[Dataset rows about figures]
▬▬▬
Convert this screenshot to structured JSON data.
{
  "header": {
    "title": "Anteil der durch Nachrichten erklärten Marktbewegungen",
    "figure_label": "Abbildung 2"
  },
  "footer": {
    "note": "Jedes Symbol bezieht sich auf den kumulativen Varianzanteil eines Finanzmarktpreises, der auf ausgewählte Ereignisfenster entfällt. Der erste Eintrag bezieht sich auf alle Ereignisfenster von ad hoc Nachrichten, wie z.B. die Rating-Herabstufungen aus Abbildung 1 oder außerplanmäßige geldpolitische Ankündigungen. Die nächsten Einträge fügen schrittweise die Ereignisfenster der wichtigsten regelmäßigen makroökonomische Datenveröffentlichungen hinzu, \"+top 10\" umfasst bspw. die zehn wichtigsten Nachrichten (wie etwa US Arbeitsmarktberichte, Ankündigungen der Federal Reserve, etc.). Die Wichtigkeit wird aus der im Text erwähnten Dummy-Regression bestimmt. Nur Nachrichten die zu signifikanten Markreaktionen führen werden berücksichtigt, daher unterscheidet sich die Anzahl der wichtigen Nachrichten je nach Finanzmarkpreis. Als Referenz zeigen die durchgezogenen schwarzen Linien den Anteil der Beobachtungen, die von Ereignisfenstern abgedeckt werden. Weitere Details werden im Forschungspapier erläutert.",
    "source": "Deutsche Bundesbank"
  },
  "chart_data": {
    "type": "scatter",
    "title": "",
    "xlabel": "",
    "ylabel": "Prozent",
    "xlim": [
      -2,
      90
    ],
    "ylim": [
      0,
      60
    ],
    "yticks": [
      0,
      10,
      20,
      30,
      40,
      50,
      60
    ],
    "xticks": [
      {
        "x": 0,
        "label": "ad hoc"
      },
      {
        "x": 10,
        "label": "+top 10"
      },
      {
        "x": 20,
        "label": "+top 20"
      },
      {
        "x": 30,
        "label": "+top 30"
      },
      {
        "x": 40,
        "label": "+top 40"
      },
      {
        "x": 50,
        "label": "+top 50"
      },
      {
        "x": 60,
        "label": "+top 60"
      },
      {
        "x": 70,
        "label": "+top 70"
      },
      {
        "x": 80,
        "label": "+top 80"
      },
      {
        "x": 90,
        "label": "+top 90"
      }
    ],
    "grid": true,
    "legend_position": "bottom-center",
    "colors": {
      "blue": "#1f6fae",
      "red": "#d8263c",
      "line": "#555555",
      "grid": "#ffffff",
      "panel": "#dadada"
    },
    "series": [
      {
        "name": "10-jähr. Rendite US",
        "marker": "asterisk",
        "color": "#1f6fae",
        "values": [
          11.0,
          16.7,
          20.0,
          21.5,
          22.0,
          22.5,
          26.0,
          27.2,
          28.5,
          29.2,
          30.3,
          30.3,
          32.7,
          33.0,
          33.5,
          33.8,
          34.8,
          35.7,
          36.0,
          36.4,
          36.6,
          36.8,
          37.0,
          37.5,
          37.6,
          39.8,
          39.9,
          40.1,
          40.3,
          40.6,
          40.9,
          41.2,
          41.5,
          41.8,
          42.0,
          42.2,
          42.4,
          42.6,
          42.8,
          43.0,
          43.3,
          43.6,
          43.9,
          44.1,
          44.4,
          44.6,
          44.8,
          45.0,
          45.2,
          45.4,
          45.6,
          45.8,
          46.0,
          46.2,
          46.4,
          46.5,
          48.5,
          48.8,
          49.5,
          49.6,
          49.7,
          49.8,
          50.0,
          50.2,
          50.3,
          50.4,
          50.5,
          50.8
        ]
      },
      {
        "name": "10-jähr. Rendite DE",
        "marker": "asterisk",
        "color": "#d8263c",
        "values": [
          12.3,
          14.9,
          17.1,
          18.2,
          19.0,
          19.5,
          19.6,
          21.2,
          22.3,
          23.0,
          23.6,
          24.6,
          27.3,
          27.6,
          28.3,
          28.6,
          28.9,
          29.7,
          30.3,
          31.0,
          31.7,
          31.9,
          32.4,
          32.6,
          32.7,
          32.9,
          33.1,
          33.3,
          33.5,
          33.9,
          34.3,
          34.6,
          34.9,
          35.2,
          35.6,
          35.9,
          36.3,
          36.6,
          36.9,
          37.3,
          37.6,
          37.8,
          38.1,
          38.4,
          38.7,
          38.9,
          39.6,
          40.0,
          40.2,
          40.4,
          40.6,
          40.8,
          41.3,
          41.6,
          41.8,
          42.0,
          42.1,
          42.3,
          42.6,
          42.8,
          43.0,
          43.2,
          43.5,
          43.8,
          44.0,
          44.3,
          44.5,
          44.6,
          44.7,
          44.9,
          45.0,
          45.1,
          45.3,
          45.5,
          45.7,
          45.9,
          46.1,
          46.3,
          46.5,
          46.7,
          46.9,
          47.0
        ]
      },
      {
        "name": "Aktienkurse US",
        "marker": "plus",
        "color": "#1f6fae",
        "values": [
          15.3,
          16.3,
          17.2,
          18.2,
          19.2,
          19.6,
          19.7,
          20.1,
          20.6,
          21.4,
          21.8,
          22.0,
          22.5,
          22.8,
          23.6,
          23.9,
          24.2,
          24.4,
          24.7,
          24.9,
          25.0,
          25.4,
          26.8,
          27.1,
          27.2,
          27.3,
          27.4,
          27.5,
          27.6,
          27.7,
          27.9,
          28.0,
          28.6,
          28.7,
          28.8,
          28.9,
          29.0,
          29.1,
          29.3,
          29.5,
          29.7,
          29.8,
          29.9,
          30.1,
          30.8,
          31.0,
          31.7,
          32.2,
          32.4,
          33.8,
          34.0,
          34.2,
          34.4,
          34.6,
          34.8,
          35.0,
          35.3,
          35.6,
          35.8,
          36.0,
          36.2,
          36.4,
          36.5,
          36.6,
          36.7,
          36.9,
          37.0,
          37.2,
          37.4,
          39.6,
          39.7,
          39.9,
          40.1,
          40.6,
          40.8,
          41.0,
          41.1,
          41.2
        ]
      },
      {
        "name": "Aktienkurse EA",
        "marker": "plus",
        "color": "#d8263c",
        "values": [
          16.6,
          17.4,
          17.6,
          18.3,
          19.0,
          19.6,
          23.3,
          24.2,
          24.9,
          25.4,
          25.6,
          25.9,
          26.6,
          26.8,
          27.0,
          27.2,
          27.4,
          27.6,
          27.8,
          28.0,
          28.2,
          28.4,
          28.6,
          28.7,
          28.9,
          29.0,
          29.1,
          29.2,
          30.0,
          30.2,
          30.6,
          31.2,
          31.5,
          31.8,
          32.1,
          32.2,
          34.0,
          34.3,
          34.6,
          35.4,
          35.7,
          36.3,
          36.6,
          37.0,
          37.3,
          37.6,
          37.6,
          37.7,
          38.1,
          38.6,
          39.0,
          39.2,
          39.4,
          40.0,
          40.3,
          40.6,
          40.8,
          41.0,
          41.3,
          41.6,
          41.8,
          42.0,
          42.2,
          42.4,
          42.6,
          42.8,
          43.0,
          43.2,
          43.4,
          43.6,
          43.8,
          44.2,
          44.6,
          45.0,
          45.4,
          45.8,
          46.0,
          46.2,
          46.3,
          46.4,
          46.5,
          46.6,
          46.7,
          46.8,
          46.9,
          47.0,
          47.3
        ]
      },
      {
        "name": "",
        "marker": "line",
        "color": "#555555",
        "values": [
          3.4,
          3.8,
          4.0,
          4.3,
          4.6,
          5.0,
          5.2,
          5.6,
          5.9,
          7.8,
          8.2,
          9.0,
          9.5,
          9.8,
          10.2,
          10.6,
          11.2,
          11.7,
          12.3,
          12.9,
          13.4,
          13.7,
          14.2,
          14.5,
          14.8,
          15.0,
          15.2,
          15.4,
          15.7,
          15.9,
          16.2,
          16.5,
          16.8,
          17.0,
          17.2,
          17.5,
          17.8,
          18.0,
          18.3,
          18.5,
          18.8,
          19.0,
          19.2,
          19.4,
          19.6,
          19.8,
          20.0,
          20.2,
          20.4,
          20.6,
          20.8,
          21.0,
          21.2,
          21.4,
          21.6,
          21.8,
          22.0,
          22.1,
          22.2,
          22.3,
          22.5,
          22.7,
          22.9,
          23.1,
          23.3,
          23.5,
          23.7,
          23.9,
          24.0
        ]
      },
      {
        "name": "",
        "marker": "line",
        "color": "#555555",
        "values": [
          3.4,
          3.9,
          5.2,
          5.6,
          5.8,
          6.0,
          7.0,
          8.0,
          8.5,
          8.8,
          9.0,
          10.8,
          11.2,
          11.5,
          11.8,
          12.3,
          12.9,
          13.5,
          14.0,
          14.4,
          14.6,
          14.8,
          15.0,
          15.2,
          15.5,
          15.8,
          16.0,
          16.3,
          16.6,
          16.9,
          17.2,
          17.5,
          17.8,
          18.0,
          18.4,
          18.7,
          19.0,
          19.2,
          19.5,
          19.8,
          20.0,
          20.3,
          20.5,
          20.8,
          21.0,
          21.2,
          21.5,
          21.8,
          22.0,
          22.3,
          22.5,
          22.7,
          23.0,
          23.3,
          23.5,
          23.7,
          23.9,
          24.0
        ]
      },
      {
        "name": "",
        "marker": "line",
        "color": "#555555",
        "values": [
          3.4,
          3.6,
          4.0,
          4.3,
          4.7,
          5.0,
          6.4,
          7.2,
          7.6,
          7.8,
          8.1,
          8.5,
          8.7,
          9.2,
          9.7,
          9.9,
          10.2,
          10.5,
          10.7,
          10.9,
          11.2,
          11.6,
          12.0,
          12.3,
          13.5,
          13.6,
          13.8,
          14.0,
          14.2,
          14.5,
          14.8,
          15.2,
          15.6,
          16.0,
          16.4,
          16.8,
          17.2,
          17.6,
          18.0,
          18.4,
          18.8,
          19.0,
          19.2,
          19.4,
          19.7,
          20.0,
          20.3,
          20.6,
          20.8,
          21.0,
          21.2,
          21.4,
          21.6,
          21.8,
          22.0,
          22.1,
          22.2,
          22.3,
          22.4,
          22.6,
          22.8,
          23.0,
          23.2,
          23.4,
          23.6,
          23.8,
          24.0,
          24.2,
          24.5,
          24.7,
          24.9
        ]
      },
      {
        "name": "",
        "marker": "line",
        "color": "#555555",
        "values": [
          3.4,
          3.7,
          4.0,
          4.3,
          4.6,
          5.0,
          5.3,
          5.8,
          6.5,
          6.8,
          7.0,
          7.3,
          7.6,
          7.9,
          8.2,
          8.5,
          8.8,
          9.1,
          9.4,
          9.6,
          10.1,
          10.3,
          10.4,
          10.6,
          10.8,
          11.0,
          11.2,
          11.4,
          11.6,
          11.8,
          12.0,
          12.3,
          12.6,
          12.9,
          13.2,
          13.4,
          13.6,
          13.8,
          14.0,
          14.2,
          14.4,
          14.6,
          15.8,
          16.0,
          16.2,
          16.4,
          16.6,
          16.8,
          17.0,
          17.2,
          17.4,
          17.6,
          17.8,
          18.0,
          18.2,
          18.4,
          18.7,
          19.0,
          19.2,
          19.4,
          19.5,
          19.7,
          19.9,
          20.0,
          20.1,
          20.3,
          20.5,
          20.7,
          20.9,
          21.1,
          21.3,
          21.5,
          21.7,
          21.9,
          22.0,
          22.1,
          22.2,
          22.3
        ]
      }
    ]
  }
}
▬▬▬
■ TASK: Read the entries and show each line that mentions "Rendite".

■ THE COMPLETED TASK:
        "name": "10-jähr. Rendite US",
        "name": "10-jähr. Rendite DE",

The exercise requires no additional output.